In the material below, identify each line bearing the word "True". Reproduce those lines.

> _DATASET_
================================
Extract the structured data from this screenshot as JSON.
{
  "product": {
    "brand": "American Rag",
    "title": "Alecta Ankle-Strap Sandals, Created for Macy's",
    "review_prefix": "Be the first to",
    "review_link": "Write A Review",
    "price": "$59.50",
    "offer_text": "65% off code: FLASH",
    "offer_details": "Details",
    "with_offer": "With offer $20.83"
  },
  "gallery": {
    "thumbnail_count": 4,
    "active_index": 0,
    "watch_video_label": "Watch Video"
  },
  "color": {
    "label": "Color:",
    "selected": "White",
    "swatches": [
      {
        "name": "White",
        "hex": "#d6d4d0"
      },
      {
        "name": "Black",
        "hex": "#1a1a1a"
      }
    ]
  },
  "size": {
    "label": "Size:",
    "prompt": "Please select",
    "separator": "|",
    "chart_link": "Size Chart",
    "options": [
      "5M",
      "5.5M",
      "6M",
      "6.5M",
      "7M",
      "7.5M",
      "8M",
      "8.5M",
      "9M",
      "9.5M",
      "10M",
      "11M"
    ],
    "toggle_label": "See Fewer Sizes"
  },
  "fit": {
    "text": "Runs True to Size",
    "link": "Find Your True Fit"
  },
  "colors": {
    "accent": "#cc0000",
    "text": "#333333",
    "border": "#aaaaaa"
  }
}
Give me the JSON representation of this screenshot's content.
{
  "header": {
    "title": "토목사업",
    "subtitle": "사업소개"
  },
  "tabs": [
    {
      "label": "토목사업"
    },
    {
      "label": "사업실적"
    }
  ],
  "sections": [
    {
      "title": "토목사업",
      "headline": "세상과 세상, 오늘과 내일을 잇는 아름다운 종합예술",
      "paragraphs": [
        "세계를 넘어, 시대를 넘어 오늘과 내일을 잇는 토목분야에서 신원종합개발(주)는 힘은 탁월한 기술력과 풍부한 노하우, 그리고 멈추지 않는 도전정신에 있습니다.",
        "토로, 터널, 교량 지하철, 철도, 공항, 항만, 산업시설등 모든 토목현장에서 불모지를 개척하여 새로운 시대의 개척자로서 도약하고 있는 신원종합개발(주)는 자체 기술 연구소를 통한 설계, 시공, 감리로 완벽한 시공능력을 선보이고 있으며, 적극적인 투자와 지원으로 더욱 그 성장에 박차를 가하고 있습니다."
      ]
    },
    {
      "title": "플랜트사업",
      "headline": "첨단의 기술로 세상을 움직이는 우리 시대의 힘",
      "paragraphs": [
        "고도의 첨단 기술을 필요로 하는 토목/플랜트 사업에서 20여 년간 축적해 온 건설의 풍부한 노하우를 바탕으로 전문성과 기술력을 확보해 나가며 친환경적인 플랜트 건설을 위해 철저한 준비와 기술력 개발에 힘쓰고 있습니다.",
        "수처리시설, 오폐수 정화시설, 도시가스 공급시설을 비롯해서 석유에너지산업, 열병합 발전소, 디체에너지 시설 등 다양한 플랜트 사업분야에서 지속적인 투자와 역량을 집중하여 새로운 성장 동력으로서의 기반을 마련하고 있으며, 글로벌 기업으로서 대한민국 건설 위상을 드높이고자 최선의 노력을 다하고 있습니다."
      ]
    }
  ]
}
================================
> _ANSWER TO THIS PROBLEM_
    "text": "Runs True to Size",
    "link": "Find Your True Fit"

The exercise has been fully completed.